- What you will do
Write the data out again exactly, dropping any images it holds.

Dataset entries
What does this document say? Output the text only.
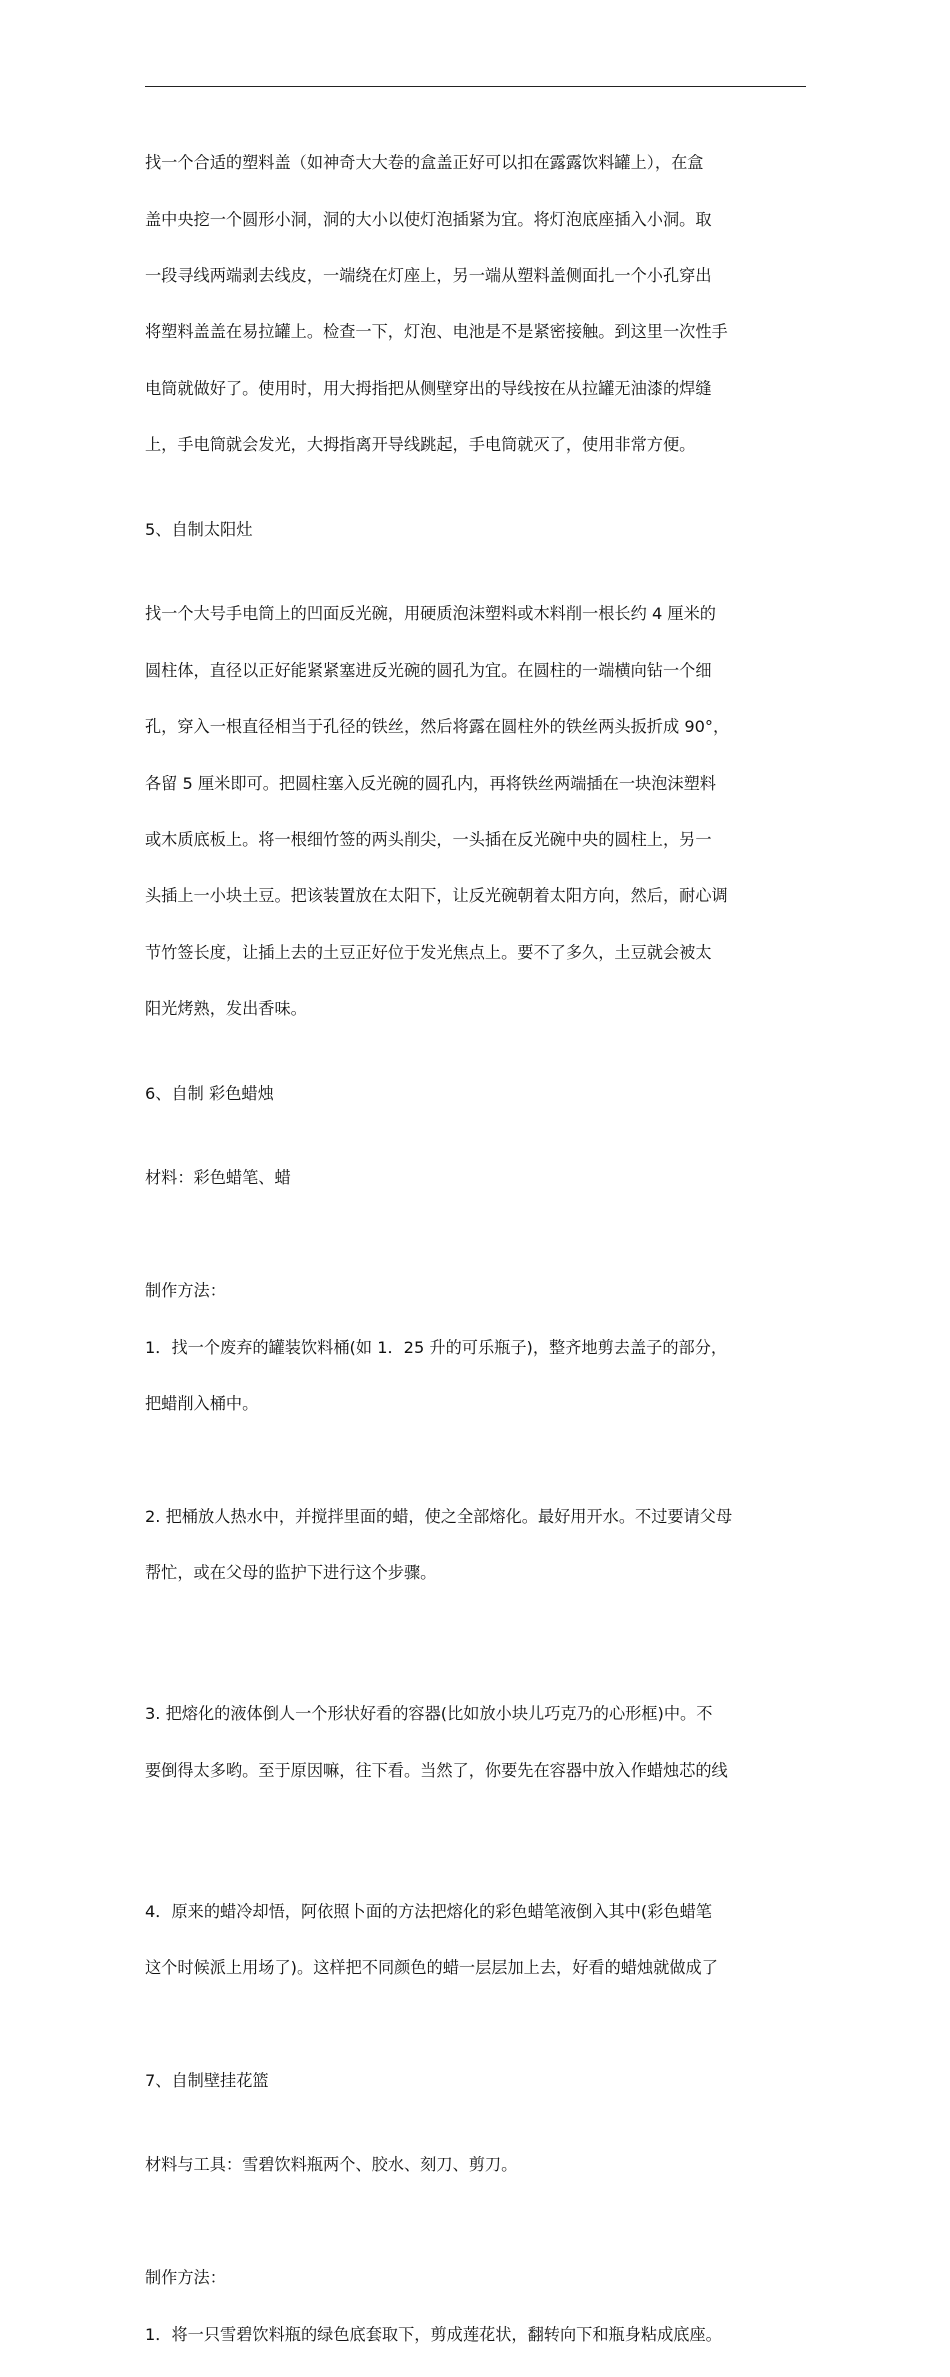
找一个合适的塑料盖（如神奇大大卷的盒盖正好可以扣在露露饮料罐上），在盒

盖中央挖一个圆形小洞，洞的大小以使灯泡插紧为宜。将灯泡底座插入小洞。取

一段寻线两端剥去线皮，一端绕在灯座上，另一端从塑料盖侧面扎一个小孔穿出

将塑料盖盖在易拉罐上。检查一下，灯泡、电池是不是紧密接触。到这里一次性手

电筒就做好了。使用时，用大拇指把从侧壁穿出的导线按在从拉罐无油漆的焊缝

上，手电筒就会发光，大拇指离开导线跳起，手电筒就灭了，使用非常方便。

5、自制太阳灶

找一个大号手电筒上的凹面反光碗，用硬质泡沫塑料或木料削一根长约 4 厘米的

圆柱体，直径以正好能紧紧塞进反光碗的圆孔为宜。在圆柱的一端横向钻一个细

孔，穿入一根直径相当于孔径的铁丝，然后将露在圆柱外的铁丝两头扳折成 90°，

各留 5 厘米即可。把圆柱塞入反光碗的圆孔内，再将铁丝两端插在一块泡沫塑料

或木质底板上。将一根细竹签的两头削尖，一头插在反光碗中央的圆柱上，另一

头插上一小块土豆。把该装置放在太阳下，让反光碗朝着太阳方向，然后，耐心调

节竹签长度，让插上去的土豆正好位于发光焦点上。要不了多久，土豆就会被太

阳光烤熟，发出香味。

6、自制 彩色蜡烛

材料：彩色蜡笔、蜡

制作方法：

1．找一个废弃的罐装饮料桶(如 1．25 升的可乐瓶子)，整齐地剪去盖子的部分，

把蜡削入桶中。

2. 把桶放人热水中，并搅拌里面的蜡，使之全部熔化。最好用开水。不过要请父母

帮忙，或在父母的监护下进行这个步骤。

3. 把熔化的液体倒人一个形状好看的容器(比如放小块儿巧克乃的心形框)中。不

要倒得太多哟。至于原因嘛，往下看。当然了，你要先在容器中放入作蜡烛芯的线

4．原来的蜡冷却悟，阿依照卜面的方法把熔化的彩色蜡笔液倒入其中(彩色蜡笔

这个时候派上用场了)。这样把不同颜色的蜡一层层加上去，好看的蜡烛就做成了

7、自制壁挂花篮

材料与工具：雪碧饮料瓶两个、胶水、刻刀、剪刀。

制作方法：

1．将一只雪碧饮料瓶的绿色底套取下，剪成莲花状，翻转向下和瓶身粘成底座。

- Solution for this task
What does this document say? Output the text only.
找一个合适的塑料盖（如神奇大大卷的盒盖正好可以扣在露露饮料罐上），在盒

盖中央挖一个圆形小洞，洞的大小以使灯泡插紧为宜。将灯泡底座插入小洞。取

一段寻线两端剥去线皮，一端绕在灯座上，另一端从塑料盖侧面扎一个小孔穿出

将塑料盖盖在易拉罐上。检查一下，灯泡、电池是不是紧密接触。到这里一次性手

电筒就做好了。使用时，用大拇指把从侧壁穿出的导线按在从拉罐无油漆的焊缝

上，手电筒就会发光，大拇指离开导线跳起，手电筒就灭了，使用非常方便。

5、自制太阳灶

找一个大号手电筒上的凹面反光碗，用硬质泡沫塑料或木料削一根长约 4 厘米的

圆柱体，直径以正好能紧紧塞进反光碗的圆孔为宜。在圆柱的一端横向钻一个细

孔，穿入一根直径相当于孔径的铁丝，然后将露在圆柱外的铁丝两头扳折成 90°，

各留 5 厘米即可。把圆柱塞入反光碗的圆孔内，再将铁丝两端插在一块泡沫塑料

或木质底板上。将一根细竹签的两头削尖，一头插在反光碗中央的圆柱上，另一

头插上一小块土豆。把该装置放在太阳下，让反光碗朝着太阳方向，然后，耐心调

节竹签长度，让插上去的土豆正好位于发光焦点上。要不了多久，土豆就会被太

阳光烤熟，发出香味。

6、自制 彩色蜡烛

材料：彩色蜡笔、蜡

制作方法：

1．找一个废弃的罐装饮料桶(如 1．25 升的可乐瓶子)，整齐地剪去盖子的部分，

把蜡削入桶中。

2. 把桶放人热水中，并搅拌里面的蜡，使之全部熔化。最好用开水。不过要请父母

帮忙，或在父母的监护下进行这个步骤。

3. 把熔化的液体倒人一个形状好看的容器(比如放小块儿巧克乃的心形框)中。不

要倒得太多哟。至于原因嘛，往下看。当然了，你要先在容器中放入作蜡烛芯的线

4．原来的蜡冷却悟，阿依照卜面的方法把熔化的彩色蜡笔液倒入其中(彩色蜡笔

这个时候派上用场了)。这样把不同颜色的蜡一层层加上去，好看的蜡烛就做成了

7、自制壁挂花篮

材料与工具：雪碧饮料瓶两个、胶水、刻刀、剪刀。

制作方法：

1．将一只雪碧饮料瓶的绿色底套取下，剪成莲花状，翻转向下和瓶身粘成底座。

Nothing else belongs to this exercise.